Given request:
Search the listing for "organization" and copy every line where it appears.

BEGIN Dataset records

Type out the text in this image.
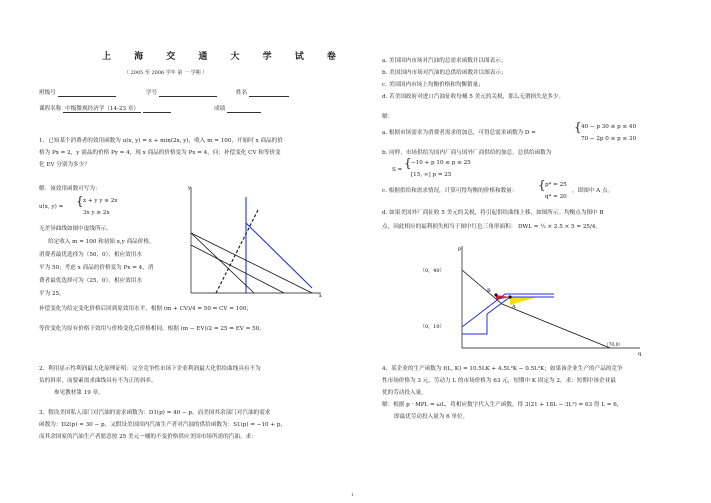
上 海 交 通 大 学 试 卷
（ 2005 至 2006 学年 第 一 学期 ）
班级号	学号	姓名
课程名称 中级微观经济学（14-23 章）	成绩
1、已知某个消费者的效用函数为 u(x, y) = x + min(2x, y)，收入 m = 100，开始时 x 商品的价
格为 Px = 2，y 商品的价格 Py = 4，现 x 商品的价格变为 Px = 4，问：补偿变化 CV 和等价变
化 EV 分别为多少？
解：该效用函数可写为：
u(x, y) = { x + y y ≤ 2x
3x y ≥ 2x
无差异曲线如图中虚线所示。
给定收入 m = 100 和初始 x,y 商品价格，
消费者最优选择为（50，0），相应效用水
平为 50；考虑 x 商品的价格变为 Px = 4，消
费者最优选择可为（25，0），相应效用水
平为 25。
y
x
补偿变化为给定变化价格后回到原效用水平，根据 (m + CV)/4 = 50 ⇒ CV = 100；
等价变化为原有价格下效用与价格变化后价格相同，根据 (m − EV)/2 = 25 ⇒ EV = 50。
2、利用显示性利润最大化原理证明：完全竞争性市场下企业利润最大化供给曲线具有不为
负的斜率，而要素需求曲线具有不为正的斜率。
参见教材第 19 章。
3、假设美国私人部门对汽油的需求函数为：D1(p) = 40 − p，而美国其余部门对汽油的需求
函数为：D2(p) = 30 − p，又假设美国国内汽油生产者对汽油的供给函数为：S1(p) = −10 + p，
而其余国家的汽油生产者愿意按 25 美元一桶的不变价格供应美国市场所需的汽油。求：
a. 美国国内市场对汽油的总需求函数并以图表示；
b. 美国国内市场对汽油的总供给函数并以图表示；
c. 美国国内市场上均衡价格和均衡销量；
d. 若美国政府对进口汽油征收每桶 5 美元的关税，那么无谓损失是多少。
解：
a. 根据市场需求为消费者需求的加总，可得总需求函数为 D =	{ 40 − p 30 ≤ p ≤ 40
70 − 2p 0 ≤ p ≤ 30
b. 同样，市场供给为国内厂商与国外厂商供给的加总，总供给函数为
S = { −10 + p 10 ≤ p ≤ 25
[15, ∞] p = 25
c. 根据供给和需求情况，计算可得均衡的价格和数量： { p* = 25
q* = 20
，即图中 A 点。
d. 如果美国外厂商征收 5 美元的关税，将引起供给曲线上移，如图所示。均衡点为图中 B
点，因此相应的福利损失相当于图中红色三角形面积： DWL = ½ × 2.5 × 5 = 25/4。
p
q
（0，40）
（0，10）
（70,0）
A
B
4、某企业的生产函数为 f(L, K) = 10.5LK + 4.5L²K − 0.5L³K；如果该企业生产的产品的竞争
性市场价格为 3 元，劳动力 L 的市场价格为 63 元，短期中 K 固定为 2，求：短期中该企业最
优的劳动投入量。
解：根据 p · MPL = ωL，将相应数字代入生产函数，得 3(21 + 18L − 3L²) = 63 得 L = 6，
即最优劳动投入量为 6 单位。
1
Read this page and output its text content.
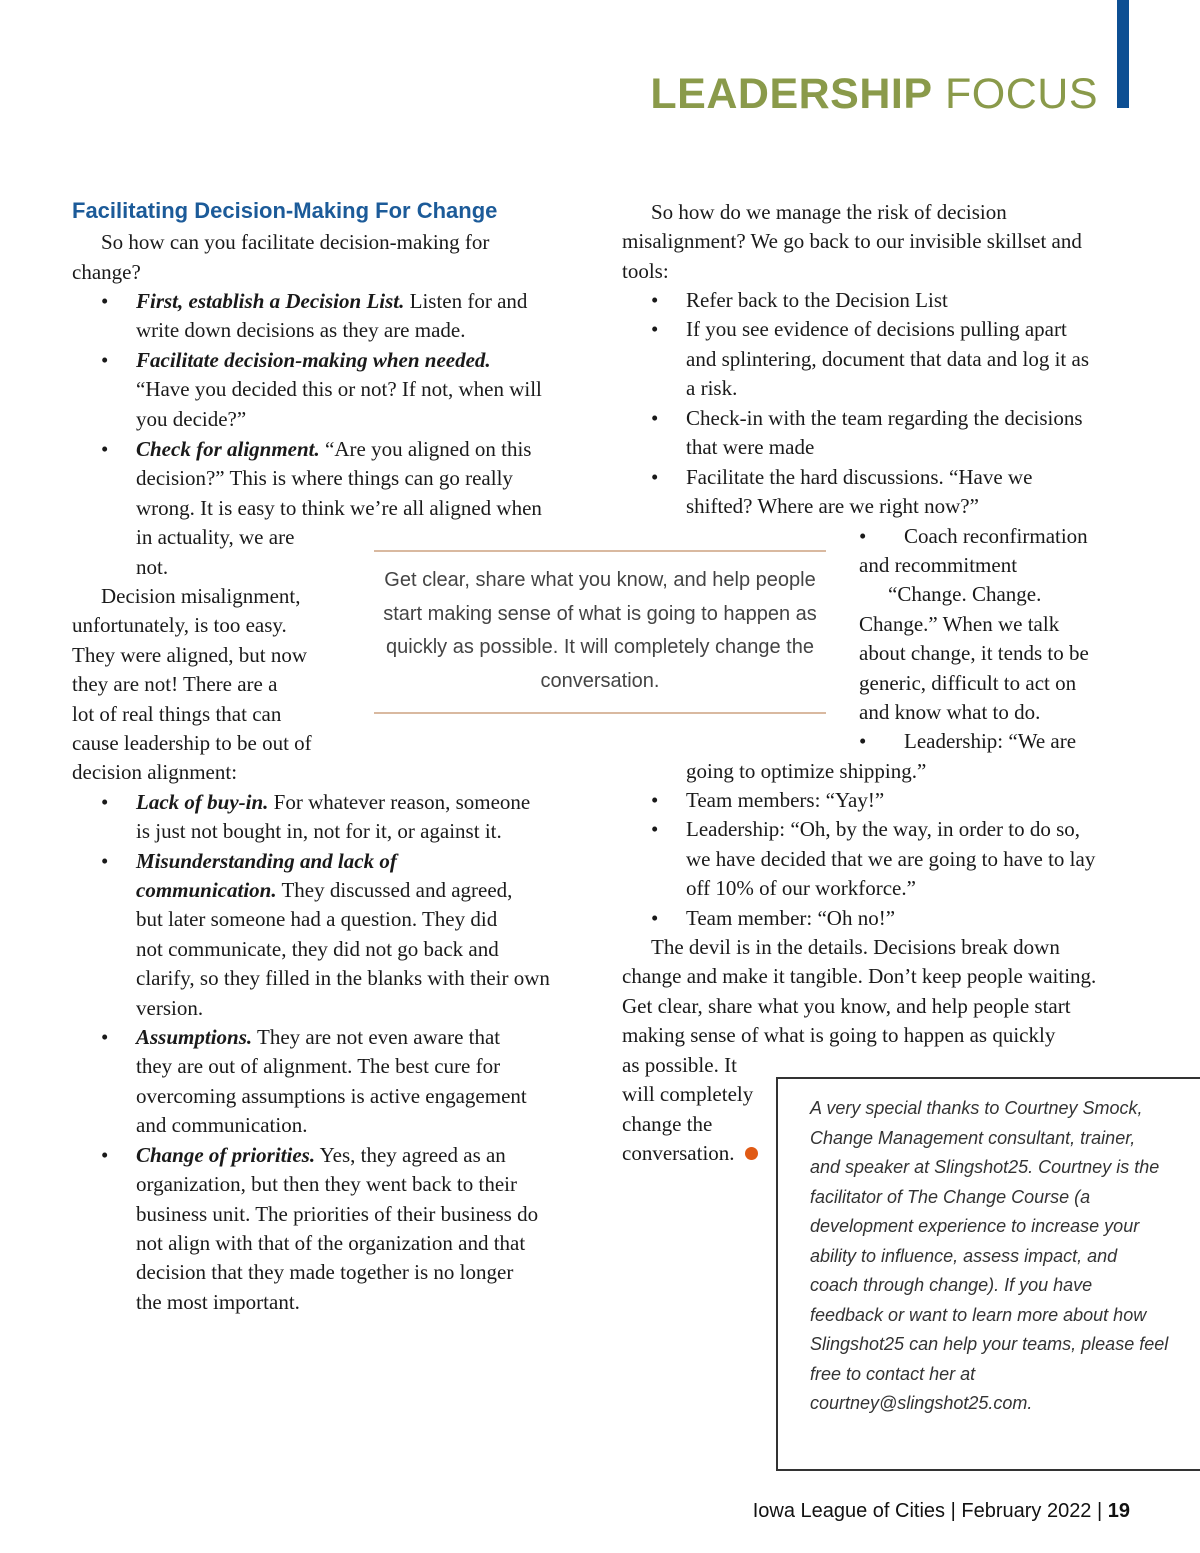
LEADERSHIP FOCUS
Facilitating Decision-Making For Change
So how can you facilitate decision-making for
change?
• First, establish a Decision List. Listen for and
write down decisions as they are made.
• Facilitate decision-making when needed.
“Have you decided this or not? If not, when will
you decide?”
• Check for alignment. “Are you aligned on this
decision?” This is where things can go really
wrong. It is easy to think we’re all aligned when
in actuality, we are
not.
Decision misalignment,
unfortunately, is too easy.
They were aligned, but now
they are not! There are a
lot of real things that can
cause leadership to be out of
decision alignment:
• Lack of buy-in. For whatever reason, someone
is just not bought in, not for it, or against it.
• Misunderstanding and lack of
communication. They discussed and agreed,
but later someone had a question. They did
not communicate, they did not go back and
clarify, so they filled in the blanks with their own
version.
• Assumptions. They are not even aware that
they are out of alignment. The best cure for
overcoming assumptions is active engagement
and communication.
• Change of priorities. Yes, they agreed as an
organization, but then they went back to their
business unit. The priorities of their business do
not align with that of the organization and that
decision that they made together is no longer
the most important.
So how do we manage the risk of decision
misalignment? We go back to our invisible skillset and
tools:
• Refer back to the Decision List
• If you see evidence of decisions pulling apart
and splintering, document that data and log it as
a risk.
• Check-in with the team regarding the decisions
that were made
• Facilitate the hard discussions. “Have we
shifted? Where are we right now?”
• Coach reconfirmation
and recommitment
“Change. Change.
Change.” When we talk
about change, it tends to be
generic, difficult to act on
and know what to do.
• Leadership: “We are
going to optimize shipping.”
• Team members: “Yay!”
• Leadership: “Oh, by the way, in order to do so,
we have decided that we are going to have to lay
off 10% of our workforce.”
• Team member: “Oh no!”
The devil is in the details. Decisions break down
change and make it tangible. Don’t keep people waiting.
Get clear, share what you know, and help people start
making sense of what is going to happen as quickly
as possible. It
will completely
change the
conversation.
Get clear, share what you know, and help people start making sense of what is going to happen as quickly as possible. It will completely change the conversation.
A very special thanks to Courtney Smock, Change Management consultant, trainer, and speaker at Slingshot25. Courtney is the facilitator of The Change Course (a development experience to increase your ability to influence, assess impact, and coach through change). If you have feedback or want to learn more about how Slingshot25 can help your teams, please feel free to contact her at courtney@slingshot25.com.
Iowa League of Cities | February 2022 | 19
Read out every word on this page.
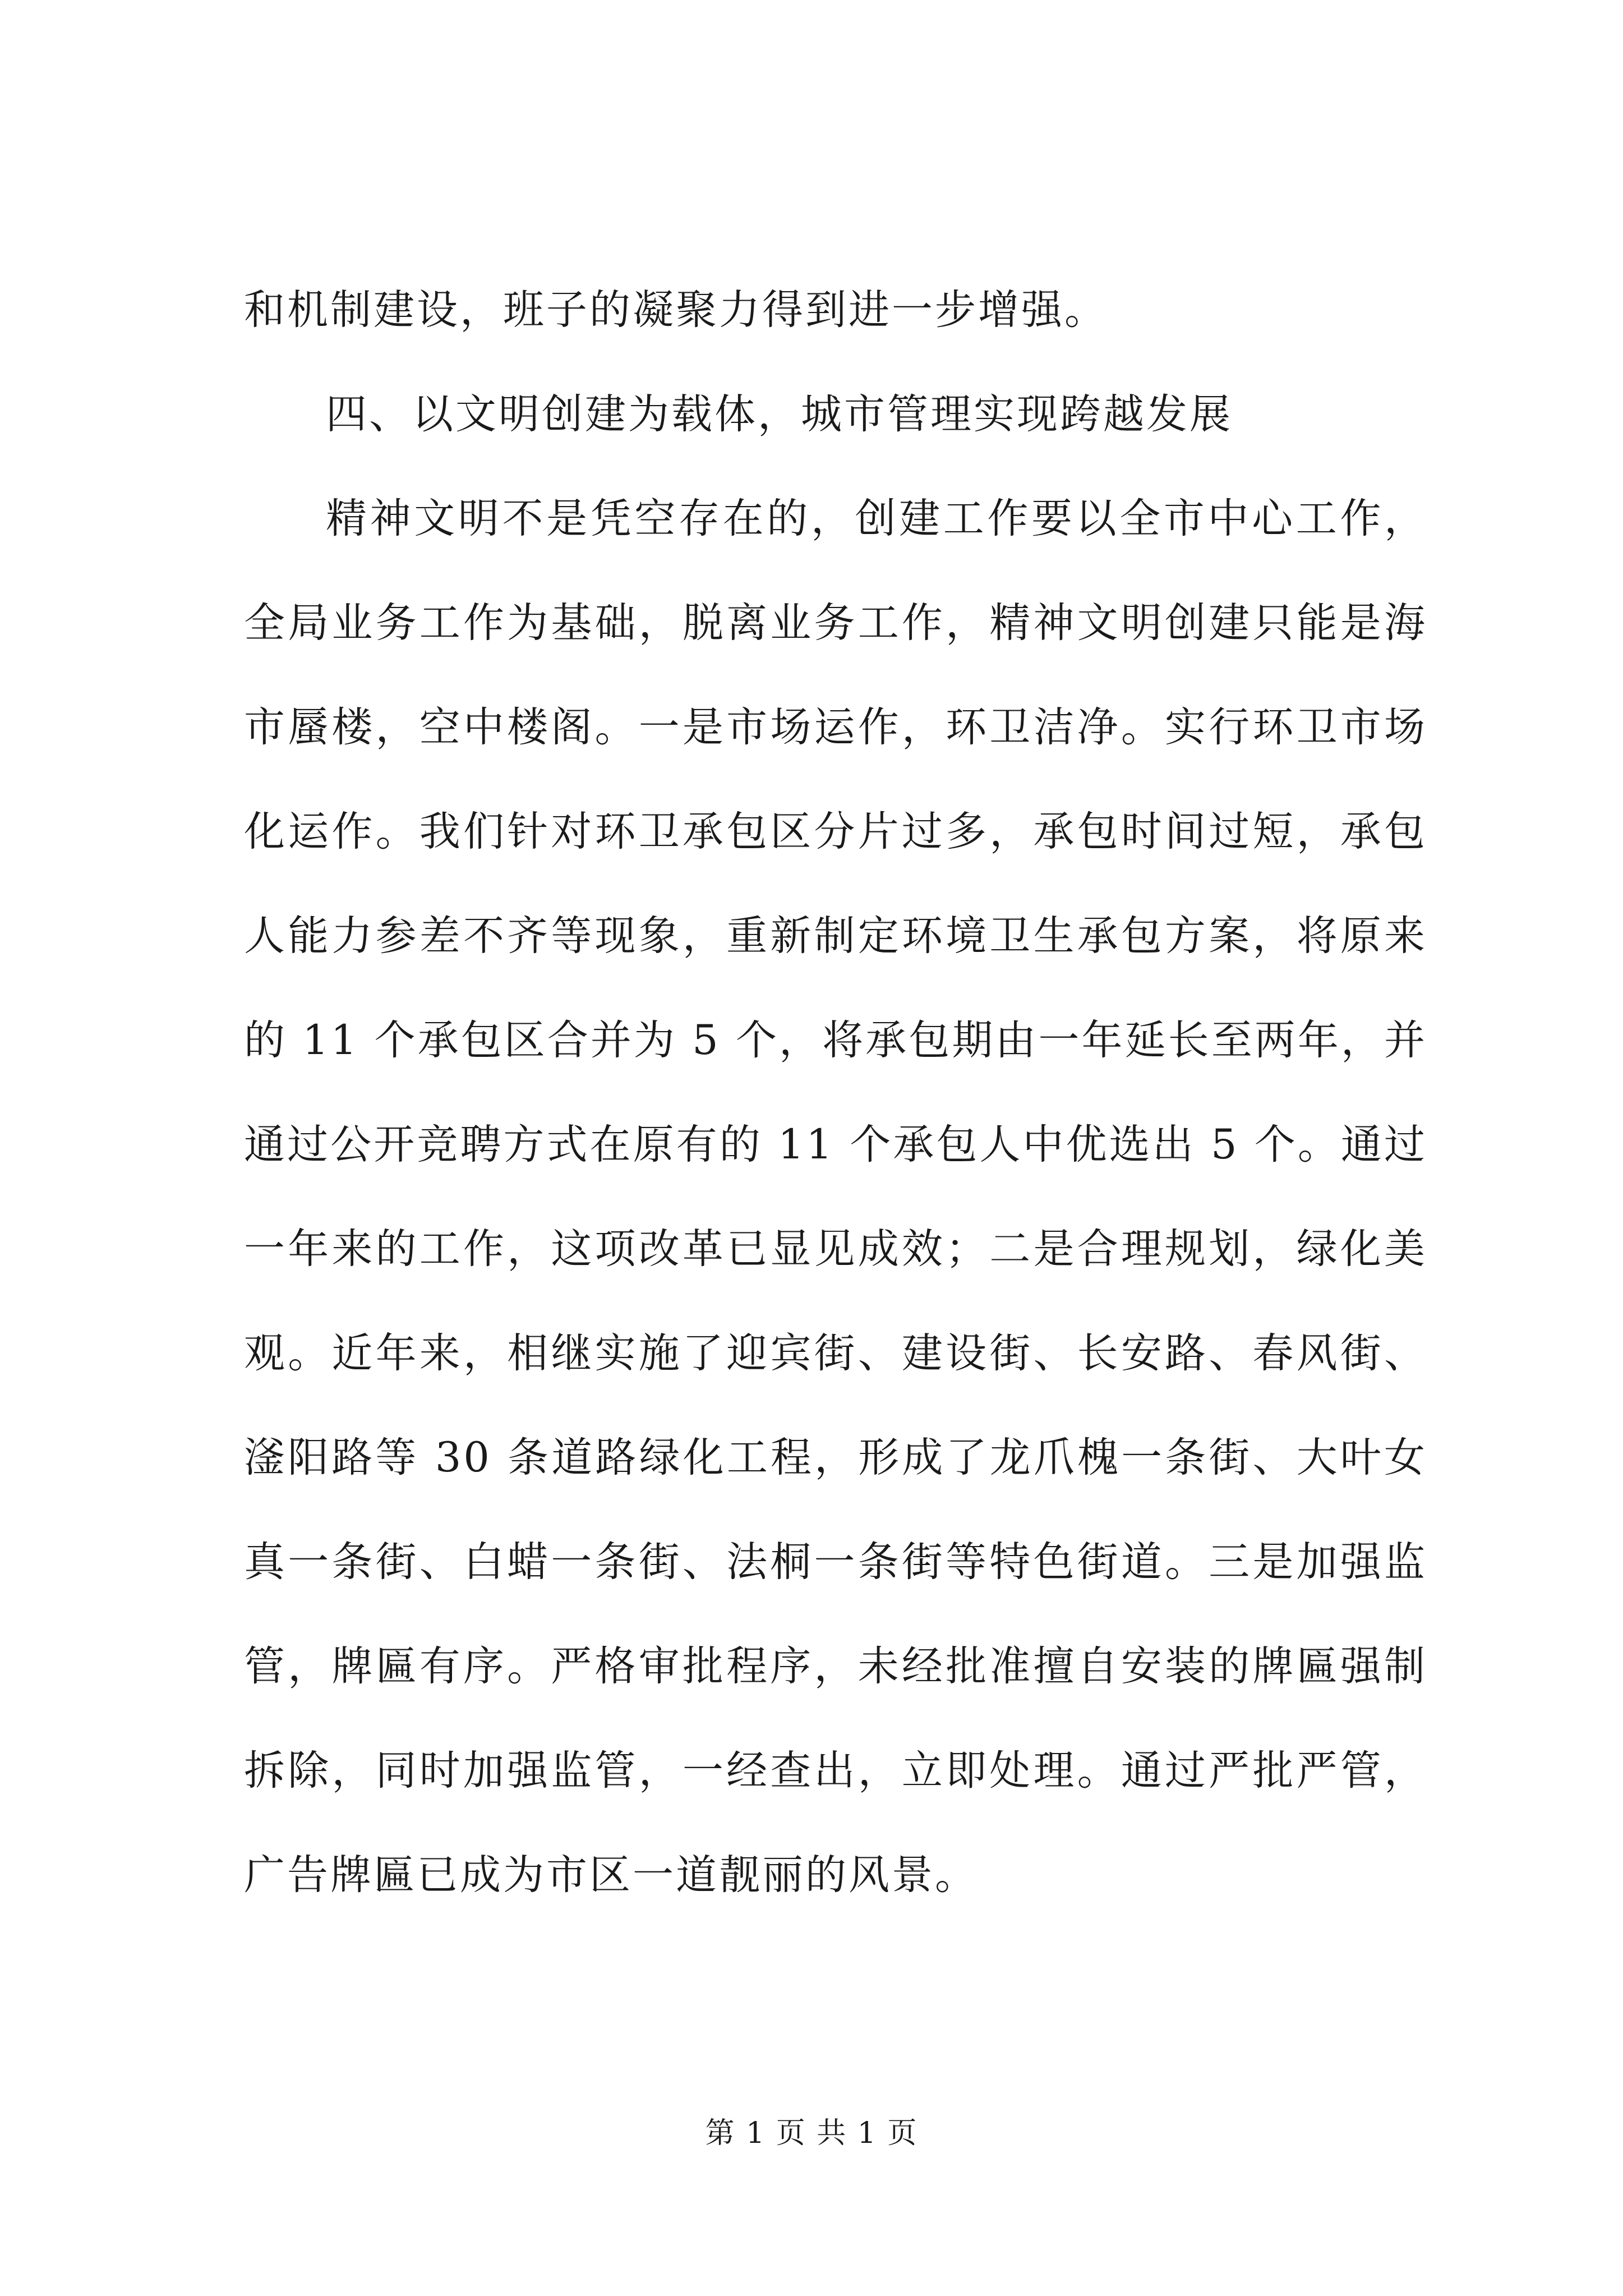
和机制建设，班子的凝聚力得到进一步增强。

四、以文明创建为载体，城市管理实现跨越发展

精神文明不是凭空存在的，创建工作要以全市中心工作，全局业务工作为基础，脱离业务工作，精神文明创建只能是海市蜃楼，空中楼阁。一是市场运作，环卫洁净。实行环卫市场化运作。我们针对环卫承包区分片过多，承包时间过短，承包人能力参差不齐等现象，重新制定环境卫生承包方案，将原来的 11 个承包区合并为 5 个，将承包期由一年延长至两年，并通过公开竞聘方式在原有的 11 个承包人中优选出 5 个。通过一年来的工作，这项改革已显见成效；二是合理规划，绿化美观。近年来，相继实施了迎宾街、建设街、长安路、春风街、滏阳路等 30 条道路绿化工程，形成了龙爪槐一条街、大叶女真一条街、白蜡一条街、法桐一条街等特色街道。三是加强监管，牌匾有序。严格审批程序，未经批准擅自安装的牌匾强制拆除，同时加强监管，一经查出，立即处理。通过严批严管，广告牌匾已成为市区一道靓丽的风景。

第 1 页 共 1 页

END Dataset records

Output below:
organization, but then they went back to their
not align with that of the organization and that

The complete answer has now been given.